= SET TASK =
Below are some records; give them all again exactly, but not the pictures.

(Saved entries)
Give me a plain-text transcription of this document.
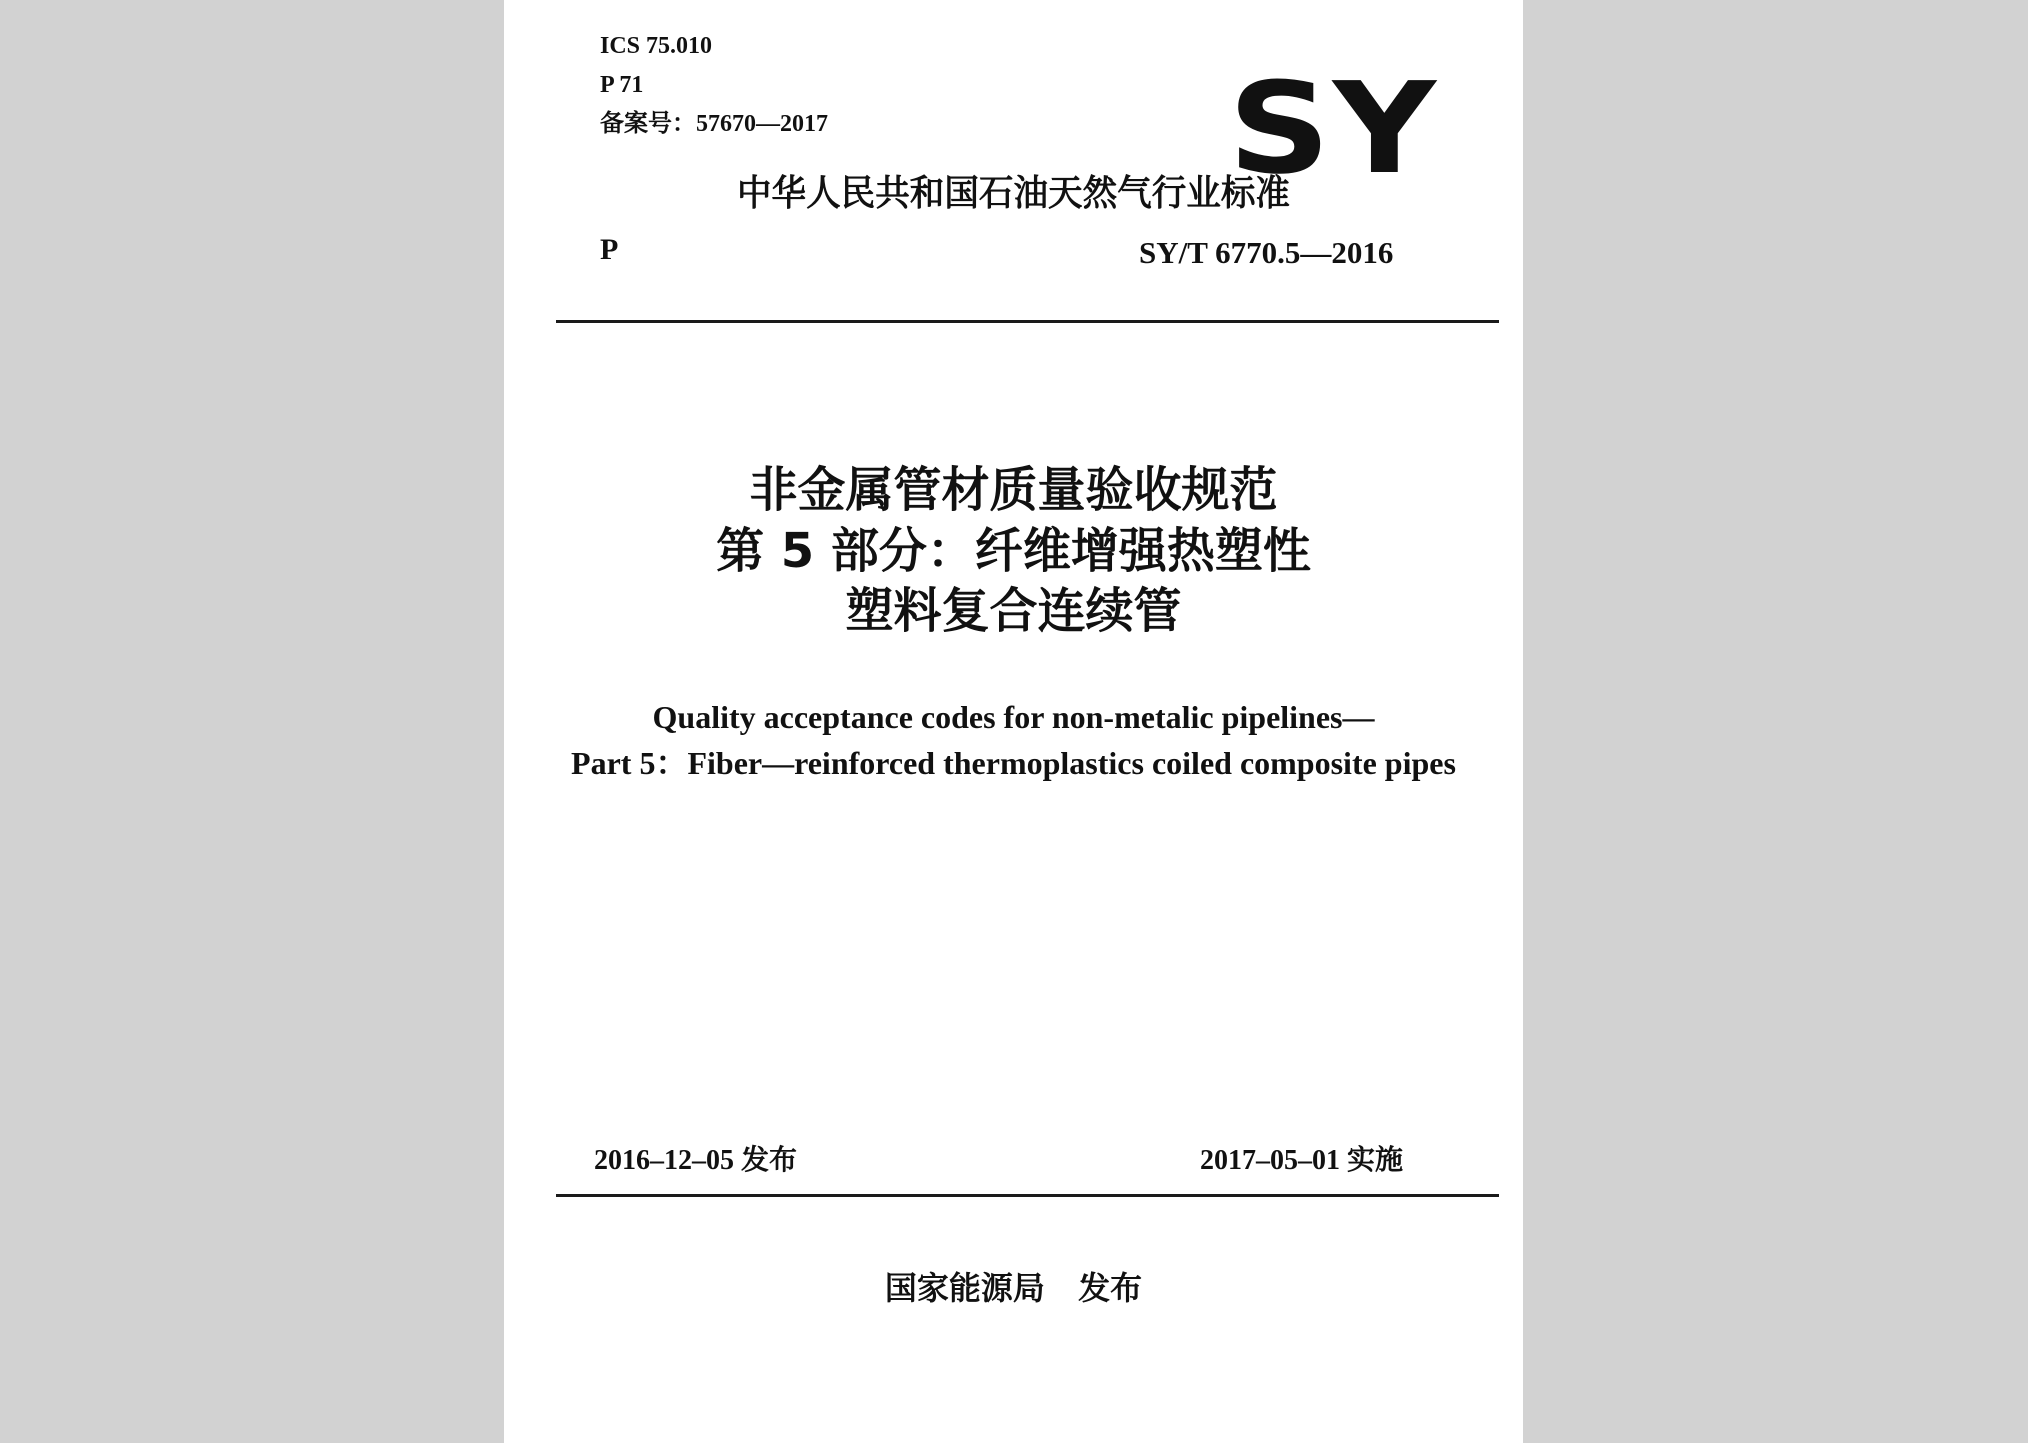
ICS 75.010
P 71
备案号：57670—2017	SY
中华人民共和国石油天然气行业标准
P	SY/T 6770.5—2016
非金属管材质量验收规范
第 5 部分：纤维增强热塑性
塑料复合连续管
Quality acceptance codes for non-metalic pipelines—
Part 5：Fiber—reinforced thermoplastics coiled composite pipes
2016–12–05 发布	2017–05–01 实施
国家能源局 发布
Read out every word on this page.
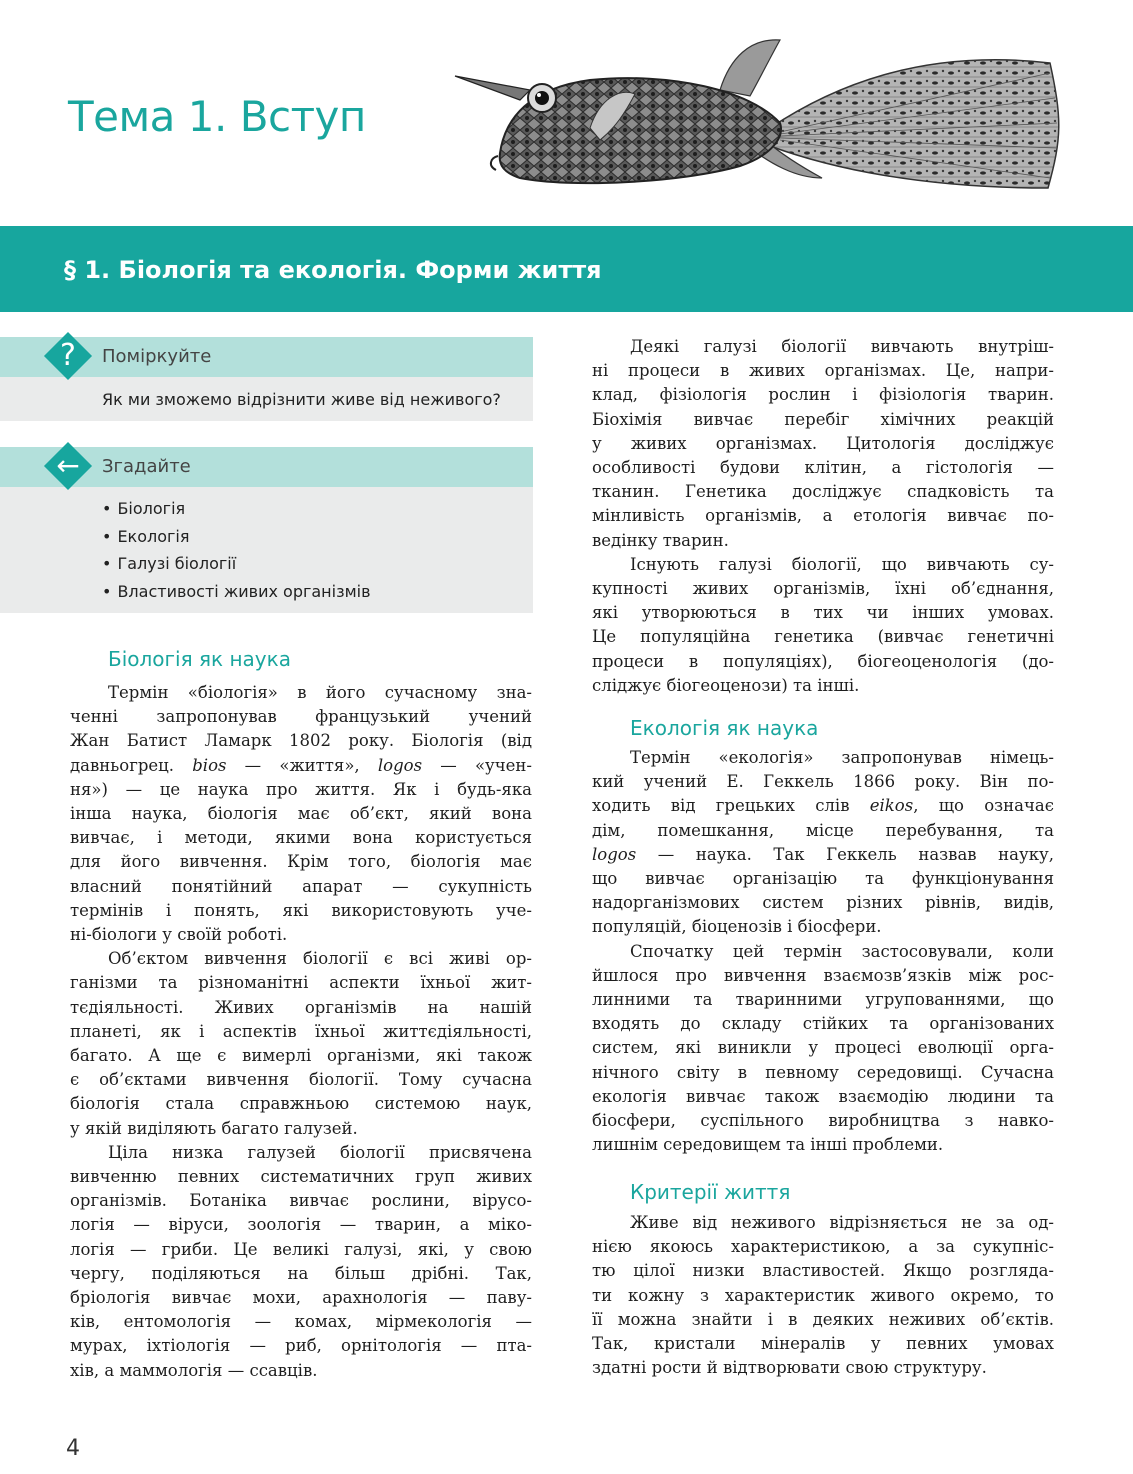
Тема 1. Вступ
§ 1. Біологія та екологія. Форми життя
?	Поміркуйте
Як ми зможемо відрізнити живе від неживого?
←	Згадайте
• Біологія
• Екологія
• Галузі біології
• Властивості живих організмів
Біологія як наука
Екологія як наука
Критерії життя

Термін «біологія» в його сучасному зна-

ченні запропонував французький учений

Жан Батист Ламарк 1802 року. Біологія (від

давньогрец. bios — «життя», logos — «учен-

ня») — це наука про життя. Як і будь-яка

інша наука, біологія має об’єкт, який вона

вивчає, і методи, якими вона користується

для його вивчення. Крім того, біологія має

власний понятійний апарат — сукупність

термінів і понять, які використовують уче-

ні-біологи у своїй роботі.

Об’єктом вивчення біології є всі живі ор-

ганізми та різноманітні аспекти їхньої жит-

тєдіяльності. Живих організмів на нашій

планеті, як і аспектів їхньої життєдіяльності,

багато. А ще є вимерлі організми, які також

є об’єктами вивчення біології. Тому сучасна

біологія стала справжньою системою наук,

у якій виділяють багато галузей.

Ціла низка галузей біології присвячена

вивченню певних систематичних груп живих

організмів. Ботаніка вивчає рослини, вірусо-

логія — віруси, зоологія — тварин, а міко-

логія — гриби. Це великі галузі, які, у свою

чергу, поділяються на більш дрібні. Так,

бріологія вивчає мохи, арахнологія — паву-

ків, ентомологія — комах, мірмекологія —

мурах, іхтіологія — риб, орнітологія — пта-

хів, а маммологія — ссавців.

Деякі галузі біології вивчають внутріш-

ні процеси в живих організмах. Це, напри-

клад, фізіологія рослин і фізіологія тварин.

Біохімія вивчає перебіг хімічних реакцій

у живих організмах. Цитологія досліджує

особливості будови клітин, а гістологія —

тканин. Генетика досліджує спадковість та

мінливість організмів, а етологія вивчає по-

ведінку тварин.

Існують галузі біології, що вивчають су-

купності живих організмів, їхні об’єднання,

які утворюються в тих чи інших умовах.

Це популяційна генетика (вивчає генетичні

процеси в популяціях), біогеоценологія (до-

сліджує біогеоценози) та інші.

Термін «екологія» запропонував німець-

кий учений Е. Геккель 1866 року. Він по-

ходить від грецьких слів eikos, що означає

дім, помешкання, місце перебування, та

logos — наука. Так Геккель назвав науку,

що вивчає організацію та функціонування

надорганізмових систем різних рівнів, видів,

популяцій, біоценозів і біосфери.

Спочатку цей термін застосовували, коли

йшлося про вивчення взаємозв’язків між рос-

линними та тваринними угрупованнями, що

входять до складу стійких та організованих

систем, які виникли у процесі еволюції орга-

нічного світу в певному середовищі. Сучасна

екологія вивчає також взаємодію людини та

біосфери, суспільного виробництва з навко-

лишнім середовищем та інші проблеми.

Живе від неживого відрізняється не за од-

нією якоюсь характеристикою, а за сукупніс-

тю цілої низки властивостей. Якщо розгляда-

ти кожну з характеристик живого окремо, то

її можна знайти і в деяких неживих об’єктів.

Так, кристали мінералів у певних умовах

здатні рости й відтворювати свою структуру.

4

= CORRECT OUTPUT =
Give me a plain-text transcription of this document.
ICS 75.010
P 71
备案号：57670—2017	SY
中华人民共和国石油天然气行业标准
P	SY/T 6770.5—2016
非金属管材质量验收规范
第 5 部分：纤维增强热塑性
塑料复合连续管
Quality acceptance codes for non-metalic pipelines—
Part 5：Fiber—reinforced thermoplastics coiled composite pipes
2016–12–05 发布	2017–05–01 实施
国家能源局 发布
Read out every word on this page.
Тема 1. Вступ
§ 1. Біологія та екологія. Форми життя
?	Поміркуйте
Як ми зможемо відрізнити живе від неживого?
←	Згадайте
• Біологія
• Екологія
• Галузі біології
• Властивості живих організмів
Біологія як наука
Екологія як наука
Критерії життя

Термін «біологія» в його сучасному зна-

ченні запропонував французький учений

Жан Батист Ламарк 1802 року. Біологія (від

давньогрец. bios — «життя», logos — «учен-

ня») — це наука про життя. Як і будь-яка

інша наука, біологія має об’єкт, який вона

вивчає, і методи, якими вона користується

для його вивчення. Крім того, біологія має

власний понятійний апарат — сукупність

термінів і понять, які використовують уче-

ні-біологи у своїй роботі.

Об’єктом вивчення біології є всі живі ор-

ганізми та різноманітні аспекти їхньої жит-

тєдіяльності. Живих організмів на нашій

планеті, як і аспектів їхньої життєдіяльності,

багато. А ще є вимерлі організми, які також

є об’єктами вивчення біології. Тому сучасна

біологія стала справжньою системою наук,

у якій виділяють багато галузей.

Ціла низка галузей біології присвячена

вивченню певних систематичних груп живих

організмів. Ботаніка вивчає рослини, вірусо-

логія — віруси, зоологія — тварин, а міко-

логія — гриби. Це великі галузі, які, у свою

чергу, поділяються на більш дрібні. Так,

бріологія вивчає мохи, арахнологія — паву-

ків, ентомологія — комах, мірмекологія —

мурах, іхтіологія — риб, орнітологія — пта-

хів, а маммологія — ссавців.

Деякі галузі біології вивчають внутріш-

ні процеси в живих організмах. Це, напри-

клад, фізіологія рослин і фізіологія тварин.

Біохімія вивчає перебіг хімічних реакцій

у живих організмах. Цитологія досліджує

особливості будови клітин, а гістологія —

тканин. Генетика досліджує спадковість та

мінливість організмів, а етологія вивчає по-

ведінку тварин.

Існують галузі біології, що вивчають су-

купності живих організмів, їхні об’єднання,

які утворюються в тих чи інших умовах.

Це популяційна генетика (вивчає генетичні

процеси в популяціях), біогеоценологія (до-

сліджує біогеоценози) та інші.

Термін «екологія» запропонував німець-

кий учений Е. Геккель 1866 року. Він по-

ходить від грецьких слів eikos, що означає

дім, помешкання, місце перебування, та

logos — наука. Так Геккель назвав науку,

що вивчає організацію та функціонування

надорганізмових систем різних рівнів, видів,

популяцій, біоценозів і біосфери.

Спочатку цей термін застосовували, коли

йшлося про вивчення взаємозв’язків між рос-

линними та тваринними угрупованнями, що

входять до складу стійких та організованих

систем, які виникли у процесі еволюції орга-

нічного світу в певному середовищі. Сучасна

екологія вивчає також взаємодію людини та

біосфери, суспільного виробництва з навко-

лишнім середовищем та інші проблеми.

Живе від неживого відрізняється не за од-

нією якоюсь характеристикою, а за сукупніс-

тю цілої низки властивостей. Якщо розгляда-

ти кожну з характеристик живого окремо, то

її можна знайти і в деяких неживих об’єктів.

Так, кристали мінералів у певних умовах

здатні рости й відтворювати свою структуру.

4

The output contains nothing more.